- _WHAT YOU NEED TO DO_
Check each line of the data for "会議用マイクシステム市場は" and select those that have it.

- _DATA LINES_
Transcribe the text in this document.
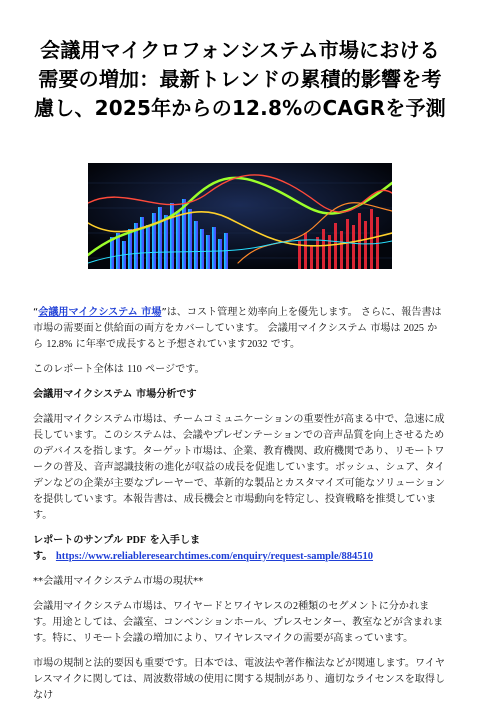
会議用マイクロフォンシステム市場における需要の増加：最新トレンドの累積的影響を考慮し、2025年からの12.8%のCAGRを予測

“会議用マイクシステム 市場”は、コスト管理と効率向上を優先します。 さらに、報告書は市場の需要面と供給面の両方をカバーしています。 会議用マイクシステム 市場は 2025 から 12.8% に年率で成長すると予想されています2032 です。

このレポート全体は 110 ページです。

会議用マイクシステム 市場分析です

会議用マイクシステム市場は、チームコミュニケーションの重要性が高まる中で、急速に成長しています。このシステムは、会議やプレゼンテーションでの音声品質を向上させるためのデバイスを指します。ターゲット市場は、企業、教育機関、政府機関であり、リモートワークの普及、音声認識技術の進化が収益の成長を促進しています。ボッシュ、シュア、タイデンなどの企業が主要なプレーヤーで、革新的な製品とカスタマイズ可能なソリューションを提供しています。本報告書は、成長機会と市場動向を特定し、投資戦略を推奨しています。

レポートのサンプル PDF を入手します。 https://www.reliableresearchtimes.com/enquiry/request-sample/884510

**会議用マイクシステム市場の現状**

会議用マイクシステム市場は、ワイヤードとワイヤレスの2種類のセグメントに分かれます。用途としては、会議室、コンベンションホール、プレスセンター、教室などが含まれます。特に、リモート会議の増加により、ワイヤレスマイクの需要が高まっています。

市場の規制と法的要因も重要です。日本では、電波法や著作権法などが関連します。ワイヤレスマイクに関しては、周波数帯域の使用に関する規制があり、適切なライセンスを取得しなけ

- _RESULT FOR THIS EXERCISE_
会議用マイクシステム市場は、チームコミュニケーションの重要性が高まる中で、急速に成長しています。このシステムは、会議やプレゼンテーションでの音声品質を向上させるためのデバイスを指します。ターゲット市場は、企業、教育機関、政府機関であり、リモートワークの普及、音声認識技術の進化が収益の成長を促進しています。ボッシュ、シュア、タイデンなどの企業が主要なプレーヤーで、革新的な製品とカスタマイズ可能なソリューションを提供しています。本報告書は、成長機会と市場動向を特定し、投資戦略を推奨しています。
会議用マイクシステム市場は、ワイヤードとワイヤレスの2種類のセグメントに分かれます。用途としては、会議室、コンベンションホール、プレスセンター、教室などが含まれます。特に、リモート会議の増加により、ワイヤレスマイクの需要が高まっています。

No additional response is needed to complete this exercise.